■ **Problem to solve**:
Could you extract every entry below and reproduce it exactly?

══════════

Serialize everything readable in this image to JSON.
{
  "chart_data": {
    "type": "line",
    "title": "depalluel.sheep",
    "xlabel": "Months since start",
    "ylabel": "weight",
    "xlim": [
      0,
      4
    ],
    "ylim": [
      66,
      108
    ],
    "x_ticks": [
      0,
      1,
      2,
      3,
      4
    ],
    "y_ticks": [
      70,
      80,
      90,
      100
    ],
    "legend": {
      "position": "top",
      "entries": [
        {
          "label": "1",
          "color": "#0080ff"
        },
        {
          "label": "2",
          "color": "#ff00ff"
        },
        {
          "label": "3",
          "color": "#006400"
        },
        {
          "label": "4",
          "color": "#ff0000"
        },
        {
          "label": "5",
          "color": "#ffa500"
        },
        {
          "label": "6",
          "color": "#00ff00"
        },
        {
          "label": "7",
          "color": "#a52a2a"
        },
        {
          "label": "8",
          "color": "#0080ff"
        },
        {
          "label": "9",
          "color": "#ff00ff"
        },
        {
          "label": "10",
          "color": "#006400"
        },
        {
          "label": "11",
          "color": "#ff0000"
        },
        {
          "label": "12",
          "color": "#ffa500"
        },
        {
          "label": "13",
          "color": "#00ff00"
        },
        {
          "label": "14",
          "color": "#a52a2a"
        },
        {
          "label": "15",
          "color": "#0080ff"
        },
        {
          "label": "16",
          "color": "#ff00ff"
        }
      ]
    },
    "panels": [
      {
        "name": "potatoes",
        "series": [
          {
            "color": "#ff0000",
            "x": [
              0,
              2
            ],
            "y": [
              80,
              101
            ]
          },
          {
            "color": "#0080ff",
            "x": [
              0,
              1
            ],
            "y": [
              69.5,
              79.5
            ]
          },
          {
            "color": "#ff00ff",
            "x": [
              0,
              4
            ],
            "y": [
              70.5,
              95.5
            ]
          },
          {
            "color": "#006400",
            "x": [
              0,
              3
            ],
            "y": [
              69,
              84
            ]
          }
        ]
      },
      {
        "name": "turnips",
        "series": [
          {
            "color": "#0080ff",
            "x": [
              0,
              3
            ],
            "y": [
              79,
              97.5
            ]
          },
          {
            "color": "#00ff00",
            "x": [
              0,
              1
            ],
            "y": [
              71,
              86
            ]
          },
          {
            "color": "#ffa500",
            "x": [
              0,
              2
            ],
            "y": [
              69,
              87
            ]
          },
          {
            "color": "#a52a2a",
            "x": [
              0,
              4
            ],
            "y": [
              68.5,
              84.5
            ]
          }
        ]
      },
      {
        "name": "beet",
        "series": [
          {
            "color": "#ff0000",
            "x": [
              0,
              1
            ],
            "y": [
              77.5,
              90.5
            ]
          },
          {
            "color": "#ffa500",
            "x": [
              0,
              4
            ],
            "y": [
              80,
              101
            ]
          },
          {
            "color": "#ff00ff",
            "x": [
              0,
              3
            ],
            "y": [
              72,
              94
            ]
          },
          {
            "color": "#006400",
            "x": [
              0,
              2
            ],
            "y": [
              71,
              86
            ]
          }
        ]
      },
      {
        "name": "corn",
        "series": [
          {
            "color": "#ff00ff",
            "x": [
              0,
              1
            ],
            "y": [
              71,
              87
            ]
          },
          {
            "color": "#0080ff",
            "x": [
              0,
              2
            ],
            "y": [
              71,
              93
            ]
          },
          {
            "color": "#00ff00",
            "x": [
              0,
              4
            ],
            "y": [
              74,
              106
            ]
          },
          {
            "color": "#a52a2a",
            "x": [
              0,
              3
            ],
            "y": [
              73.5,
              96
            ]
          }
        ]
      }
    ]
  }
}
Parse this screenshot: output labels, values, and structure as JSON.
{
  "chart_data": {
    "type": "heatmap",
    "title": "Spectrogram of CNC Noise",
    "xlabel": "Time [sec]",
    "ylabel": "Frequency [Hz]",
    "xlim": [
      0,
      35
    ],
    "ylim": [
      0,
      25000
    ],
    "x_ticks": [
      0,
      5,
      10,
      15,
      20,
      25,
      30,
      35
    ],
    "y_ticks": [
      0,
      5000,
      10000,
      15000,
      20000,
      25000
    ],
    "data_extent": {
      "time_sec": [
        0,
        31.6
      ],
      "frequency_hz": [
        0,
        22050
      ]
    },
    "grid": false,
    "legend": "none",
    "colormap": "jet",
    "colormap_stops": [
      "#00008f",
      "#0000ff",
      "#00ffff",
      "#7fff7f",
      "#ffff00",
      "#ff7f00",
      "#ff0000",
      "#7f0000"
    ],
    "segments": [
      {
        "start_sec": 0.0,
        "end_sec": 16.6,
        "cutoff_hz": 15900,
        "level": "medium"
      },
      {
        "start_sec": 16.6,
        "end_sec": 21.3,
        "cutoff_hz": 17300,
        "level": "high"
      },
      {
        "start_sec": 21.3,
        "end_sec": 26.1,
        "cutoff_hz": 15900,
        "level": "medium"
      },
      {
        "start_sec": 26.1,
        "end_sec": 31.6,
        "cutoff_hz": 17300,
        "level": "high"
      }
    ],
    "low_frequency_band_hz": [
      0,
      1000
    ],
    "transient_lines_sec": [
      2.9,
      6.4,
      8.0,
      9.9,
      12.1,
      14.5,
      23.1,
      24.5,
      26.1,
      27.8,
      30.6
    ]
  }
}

══════════

■ **Solved problem**:
Serialize everything readable in this image to JSON.
{
  "chart_data": {
    "type": "line",
    "title": "depalluel.sheep",
    "xlabel": "Months since start",
    "ylabel": "weight",
    "xlim": [
      0,
      4
    ],
    "ylim": [
      66,
      108
    ],
    "x_ticks": [
      0,
      1,
      2,
      3,
      4
    ],
    "y_ticks": [
      70,
      80,
      90,
      100
    ],
    "legend": {
      "position": "top",
      "entries": [
        {
          "label": "1",
          "color": "#0080ff"
        },
        {
          "label": "2",
          "color": "#ff00ff"
        },
        {
          "label": "3",
          "color": "#006400"
        },
        {
          "label": "4",
          "color": "#ff0000"
        },
        {
          "label": "5",
          "color": "#ffa500"
        },
        {
          "label": "6",
          "color": "#00ff00"
        },
        {
          "label": "7",
          "color": "#a52a2a"
        },
        {
          "label": "8",
          "color": "#0080ff"
        },
        {
          "label": "9",
          "color": "#ff00ff"
        },
        {
          "label": "10",
          "color": "#006400"
        },
        {
          "label": "11",
          "color": "#ff0000"
        },
        {
          "label": "12",
          "color": "#ffa500"
        },
        {
          "label": "13",
          "color": "#00ff00"
        },
        {
          "label": "14",
          "color": "#a52a2a"
        },
        {
          "label": "15",
          "color": "#0080ff"
        },
        {
          "label": "16",
          "color": "#ff00ff"
        }
      ]
    },
    "panels": [
      {
        "name": "potatoes",
        "series": [
          {
            "color": "#ff0000",
            "x": [
              0,
              2
            ],
            "y": [
              80,
              101
            ]
          },
          {
            "color": "#0080ff",
            "x": [
              0,
              1
            ],
            "y": [
              69.5,
              79.5
            ]
          },
          {
            "color": "#ff00ff",
            "x": [
              0,
              4
            ],
            "y": [
              70.5,
              95.5
            ]
          },
          {
            "color": "#006400",
            "x": [
              0,
              3
            ],
            "y": [
              69,
              84
            ]
          }
        ]
      },
      {
        "name": "turnips",
        "series": [
          {
            "color": "#0080ff",
            "x": [
              0,
              3
            ],
            "y": [
              79,
              97.5
            ]
          },
          {
            "color": "#00ff00",
            "x": [
              0,
              1
            ],
            "y": [
              71,
              86
            ]
          },
          {
            "color": "#ffa500",
            "x": [
              0,
              2
            ],
            "y": [
              69,
              87
            ]
          },
          {
            "color": "#a52a2a",
            "x": [
              0,
              4
            ],
            "y": [
              68.5,
              84.5
            ]
          }
        ]
      },
      {
        "name": "beet",
        "series": [
          {
            "color": "#ff0000",
            "x": [
              0,
              1
            ],
            "y": [
              77.5,
              90.5
            ]
          },
          {
            "color": "#ffa500",
            "x": [
              0,
              4
            ],
            "y": [
              80,
              101
            ]
          },
          {
            "color": "#ff00ff",
            "x": [
              0,
              3
            ],
            "y": [
              72,
              94
            ]
          },
          {
            "color": "#006400",
            "x": [
              0,
              2
            ],
            "y": [
              71,
              86
            ]
          }
        ]
      },
      {
        "name": "corn",
        "series": [
          {
            "color": "#ff00ff",
            "x": [
              0,
              1
            ],
            "y": [
              71,
              87
            ]
          },
          {
            "color": "#0080ff",
            "x": [
              0,
              2
            ],
            "y": [
              71,
              93
            ]
          },
          {
            "color": "#00ff00",
            "x": [
              0,
              4
            ],
            "y": [
              74,
              106
            ]
          },
          {
            "color": "#a52a2a",
            "x": [
              0,
              3
            ],
            "y": [
              73.5,
              96
            ]
          }
        ]
      }
    ]
  }
}
Parse this screenshot: output labels, values, and structure as JSON.
{
  "chart_data": {
    "type": "heatmap",
    "title": "Spectrogram of CNC Noise",
    "xlabel": "Time [sec]",
    "ylabel": "Frequency [Hz]",
    "xlim": [
      0,
      35
    ],
    "ylim": [
      0,
      25000
    ],
    "x_ticks": [
      0,
      5,
      10,
      15,
      20,
      25,
      30,
      35
    ],
    "y_ticks": [
      0,
      5000,
      10000,
      15000,
      20000,
      25000
    ],
    "data_extent": {
      "time_sec": [
        0,
        31.6
      ],
      "frequency_hz": [
        0,
        22050
      ]
    },
    "grid": false,
    "legend": "none",
    "colormap": "jet",
    "colormap_stops": [
      "#00008f",
      "#0000ff",
      "#00ffff",
      "#7fff7f",
      "#ffff00",
      "#ff7f00",
      "#ff0000",
      "#7f0000"
    ],
    "segments": [
      {
        "start_sec": 0.0,
        "end_sec": 16.6,
        "cutoff_hz": 15900,
        "level": "medium"
      },
      {
        "start_sec": 16.6,
        "end_sec": 21.3,
        "cutoff_hz": 17300,
        "level": "high"
      },
      {
        "start_sec": 21.3,
        "end_sec": 26.1,
        "cutoff_hz": 15900,
        "level": "medium"
      },
      {
        "start_sec": 26.1,
        "end_sec": 31.6,
        "cutoff_hz": 17300,
        "level": "high"
      }
    ],
    "low_frequency_band_hz": [
      0,
      1000
    ],
    "transient_lines_sec": [
      2.9,
      6.4,
      8.0,
      9.9,
      12.1,
      14.5,
      23.1,
      24.5,
      26.1,
      27.8,
      30.6
    ]
  }
}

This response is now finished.